**EXERCISE DETAILS**:
From the listing below, pull each line that includes "this".

**DATASET RECORDS**:
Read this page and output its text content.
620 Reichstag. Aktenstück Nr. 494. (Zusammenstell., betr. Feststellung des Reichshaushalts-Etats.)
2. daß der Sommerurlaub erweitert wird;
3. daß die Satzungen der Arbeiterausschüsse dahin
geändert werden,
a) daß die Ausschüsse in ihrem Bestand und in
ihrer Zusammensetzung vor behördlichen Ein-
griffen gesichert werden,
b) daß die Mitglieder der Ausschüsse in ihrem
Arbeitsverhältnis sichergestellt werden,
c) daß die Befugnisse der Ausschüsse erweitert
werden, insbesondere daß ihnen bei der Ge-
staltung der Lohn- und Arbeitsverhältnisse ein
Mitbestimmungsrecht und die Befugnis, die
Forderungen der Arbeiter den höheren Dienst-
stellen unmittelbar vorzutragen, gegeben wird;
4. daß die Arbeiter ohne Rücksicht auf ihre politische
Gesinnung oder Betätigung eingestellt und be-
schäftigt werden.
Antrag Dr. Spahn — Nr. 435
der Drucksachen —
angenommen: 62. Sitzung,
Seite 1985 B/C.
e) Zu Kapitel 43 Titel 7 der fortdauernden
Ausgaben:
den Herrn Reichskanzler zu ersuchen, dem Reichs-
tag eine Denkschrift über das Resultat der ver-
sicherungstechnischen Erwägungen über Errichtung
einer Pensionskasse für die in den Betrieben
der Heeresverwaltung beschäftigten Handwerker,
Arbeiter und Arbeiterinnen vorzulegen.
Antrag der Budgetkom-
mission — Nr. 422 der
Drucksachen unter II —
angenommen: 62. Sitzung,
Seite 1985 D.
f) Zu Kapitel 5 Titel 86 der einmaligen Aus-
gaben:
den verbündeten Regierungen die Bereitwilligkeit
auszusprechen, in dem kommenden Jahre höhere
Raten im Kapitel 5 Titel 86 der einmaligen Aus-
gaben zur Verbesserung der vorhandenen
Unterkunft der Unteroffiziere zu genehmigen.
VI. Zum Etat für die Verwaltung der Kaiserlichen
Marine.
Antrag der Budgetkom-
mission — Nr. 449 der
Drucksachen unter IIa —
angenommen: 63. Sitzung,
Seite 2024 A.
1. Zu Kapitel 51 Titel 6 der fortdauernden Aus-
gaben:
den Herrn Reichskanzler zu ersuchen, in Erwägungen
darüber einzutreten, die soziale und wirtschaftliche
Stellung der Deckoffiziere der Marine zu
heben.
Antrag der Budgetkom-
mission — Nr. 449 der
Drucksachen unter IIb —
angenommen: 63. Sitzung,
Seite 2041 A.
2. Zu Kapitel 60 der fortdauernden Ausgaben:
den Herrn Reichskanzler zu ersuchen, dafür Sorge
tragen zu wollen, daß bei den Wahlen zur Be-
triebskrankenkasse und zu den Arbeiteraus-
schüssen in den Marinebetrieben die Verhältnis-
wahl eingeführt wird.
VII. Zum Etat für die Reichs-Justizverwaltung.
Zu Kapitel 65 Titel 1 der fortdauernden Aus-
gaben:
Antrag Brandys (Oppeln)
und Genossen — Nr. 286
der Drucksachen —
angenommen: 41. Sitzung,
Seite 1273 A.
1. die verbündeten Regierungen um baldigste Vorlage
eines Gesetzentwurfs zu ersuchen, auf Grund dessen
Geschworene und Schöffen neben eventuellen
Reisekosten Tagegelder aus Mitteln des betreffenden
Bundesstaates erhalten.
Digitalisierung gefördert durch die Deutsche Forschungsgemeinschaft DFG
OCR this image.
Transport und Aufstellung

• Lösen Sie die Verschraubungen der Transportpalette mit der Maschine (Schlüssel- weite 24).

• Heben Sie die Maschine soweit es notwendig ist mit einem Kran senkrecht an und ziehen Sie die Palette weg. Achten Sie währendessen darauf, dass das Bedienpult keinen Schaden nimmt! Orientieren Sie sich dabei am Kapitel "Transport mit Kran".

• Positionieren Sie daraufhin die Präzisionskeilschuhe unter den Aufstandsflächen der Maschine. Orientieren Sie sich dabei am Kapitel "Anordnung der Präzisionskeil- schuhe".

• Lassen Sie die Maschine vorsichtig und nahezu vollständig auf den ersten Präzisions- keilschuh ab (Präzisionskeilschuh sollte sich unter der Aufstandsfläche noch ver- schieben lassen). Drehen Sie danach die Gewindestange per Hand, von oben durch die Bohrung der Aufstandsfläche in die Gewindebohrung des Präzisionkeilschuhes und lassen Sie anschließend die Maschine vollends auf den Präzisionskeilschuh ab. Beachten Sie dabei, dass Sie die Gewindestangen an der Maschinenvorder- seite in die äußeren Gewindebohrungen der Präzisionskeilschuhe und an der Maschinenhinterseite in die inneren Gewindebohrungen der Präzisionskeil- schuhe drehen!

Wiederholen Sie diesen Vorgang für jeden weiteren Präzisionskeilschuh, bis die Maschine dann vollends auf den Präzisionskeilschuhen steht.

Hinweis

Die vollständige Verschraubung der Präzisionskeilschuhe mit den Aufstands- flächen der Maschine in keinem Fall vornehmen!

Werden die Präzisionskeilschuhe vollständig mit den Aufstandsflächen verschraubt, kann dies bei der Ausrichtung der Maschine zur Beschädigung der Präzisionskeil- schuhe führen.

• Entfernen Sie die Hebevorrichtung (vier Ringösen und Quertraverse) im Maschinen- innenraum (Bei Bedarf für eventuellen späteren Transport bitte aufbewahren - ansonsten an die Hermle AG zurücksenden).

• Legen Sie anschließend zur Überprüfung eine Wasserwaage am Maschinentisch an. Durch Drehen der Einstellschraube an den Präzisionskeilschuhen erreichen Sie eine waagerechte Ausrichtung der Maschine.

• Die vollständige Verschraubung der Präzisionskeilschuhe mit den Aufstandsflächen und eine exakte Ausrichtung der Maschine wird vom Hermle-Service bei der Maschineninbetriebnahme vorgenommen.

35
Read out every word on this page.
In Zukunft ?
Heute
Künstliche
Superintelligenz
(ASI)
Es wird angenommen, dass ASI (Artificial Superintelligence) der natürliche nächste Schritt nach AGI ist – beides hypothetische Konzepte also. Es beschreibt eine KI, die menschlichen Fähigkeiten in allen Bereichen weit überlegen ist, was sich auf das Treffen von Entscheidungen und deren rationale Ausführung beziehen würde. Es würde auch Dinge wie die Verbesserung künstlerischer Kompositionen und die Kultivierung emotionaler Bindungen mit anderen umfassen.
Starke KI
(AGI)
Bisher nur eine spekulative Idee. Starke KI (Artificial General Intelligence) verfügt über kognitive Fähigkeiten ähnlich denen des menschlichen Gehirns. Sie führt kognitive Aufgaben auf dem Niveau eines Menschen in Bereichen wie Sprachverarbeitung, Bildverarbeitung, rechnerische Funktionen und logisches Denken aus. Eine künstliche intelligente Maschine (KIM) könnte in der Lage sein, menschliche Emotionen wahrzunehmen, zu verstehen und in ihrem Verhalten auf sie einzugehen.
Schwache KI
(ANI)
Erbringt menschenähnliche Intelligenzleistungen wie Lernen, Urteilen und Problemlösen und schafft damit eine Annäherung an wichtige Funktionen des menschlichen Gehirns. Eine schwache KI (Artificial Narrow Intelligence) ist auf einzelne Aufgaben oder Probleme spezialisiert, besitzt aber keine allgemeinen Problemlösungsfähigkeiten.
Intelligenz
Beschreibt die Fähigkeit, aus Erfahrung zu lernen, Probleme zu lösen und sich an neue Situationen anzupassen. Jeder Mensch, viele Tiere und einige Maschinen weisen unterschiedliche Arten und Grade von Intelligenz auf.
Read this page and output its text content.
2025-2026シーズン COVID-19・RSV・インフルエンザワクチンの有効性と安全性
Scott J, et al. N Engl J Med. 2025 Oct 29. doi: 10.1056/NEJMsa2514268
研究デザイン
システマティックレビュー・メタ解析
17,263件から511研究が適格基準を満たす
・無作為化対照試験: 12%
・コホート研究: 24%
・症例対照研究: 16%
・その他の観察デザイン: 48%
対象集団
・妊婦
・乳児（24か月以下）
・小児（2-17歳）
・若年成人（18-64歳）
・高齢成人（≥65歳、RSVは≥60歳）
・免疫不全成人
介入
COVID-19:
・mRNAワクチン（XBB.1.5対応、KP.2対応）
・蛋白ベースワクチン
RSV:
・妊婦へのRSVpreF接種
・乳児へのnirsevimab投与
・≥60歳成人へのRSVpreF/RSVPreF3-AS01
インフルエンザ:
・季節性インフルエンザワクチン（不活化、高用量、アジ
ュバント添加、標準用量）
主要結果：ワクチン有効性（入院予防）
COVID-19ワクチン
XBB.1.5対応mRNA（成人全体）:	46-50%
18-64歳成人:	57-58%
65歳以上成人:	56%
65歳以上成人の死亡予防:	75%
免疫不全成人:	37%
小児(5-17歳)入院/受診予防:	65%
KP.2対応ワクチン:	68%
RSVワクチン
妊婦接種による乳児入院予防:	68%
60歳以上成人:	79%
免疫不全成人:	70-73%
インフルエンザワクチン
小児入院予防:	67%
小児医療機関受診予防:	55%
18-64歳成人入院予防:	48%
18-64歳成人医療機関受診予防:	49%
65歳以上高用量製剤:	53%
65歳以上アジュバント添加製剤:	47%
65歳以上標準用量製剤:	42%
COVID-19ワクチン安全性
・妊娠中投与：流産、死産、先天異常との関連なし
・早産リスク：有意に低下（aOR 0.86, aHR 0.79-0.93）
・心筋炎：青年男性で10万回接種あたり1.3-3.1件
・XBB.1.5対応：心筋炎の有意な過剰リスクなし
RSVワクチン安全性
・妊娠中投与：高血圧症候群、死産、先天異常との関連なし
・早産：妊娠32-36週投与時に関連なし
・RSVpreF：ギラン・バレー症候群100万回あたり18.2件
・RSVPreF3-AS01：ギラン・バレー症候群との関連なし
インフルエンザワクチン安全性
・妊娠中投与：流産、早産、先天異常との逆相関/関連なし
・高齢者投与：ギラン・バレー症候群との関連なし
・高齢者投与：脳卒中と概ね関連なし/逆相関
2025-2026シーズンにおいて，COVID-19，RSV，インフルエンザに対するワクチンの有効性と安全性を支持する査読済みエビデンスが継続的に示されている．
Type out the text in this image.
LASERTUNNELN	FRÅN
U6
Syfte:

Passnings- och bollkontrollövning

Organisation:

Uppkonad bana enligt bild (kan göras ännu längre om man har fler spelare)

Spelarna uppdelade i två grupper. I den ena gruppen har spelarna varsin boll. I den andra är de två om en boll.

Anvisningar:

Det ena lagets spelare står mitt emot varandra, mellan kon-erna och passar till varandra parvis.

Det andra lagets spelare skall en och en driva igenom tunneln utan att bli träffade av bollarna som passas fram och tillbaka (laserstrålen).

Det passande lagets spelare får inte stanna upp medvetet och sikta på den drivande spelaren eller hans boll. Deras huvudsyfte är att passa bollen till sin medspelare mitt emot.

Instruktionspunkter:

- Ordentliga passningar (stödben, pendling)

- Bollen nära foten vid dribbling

**OUTPUT OF THE TASK**:
Read this page and output its text content.
OCR this image.
Read out every word on this page.
Read this page and output its text content.
Type out the text in this image.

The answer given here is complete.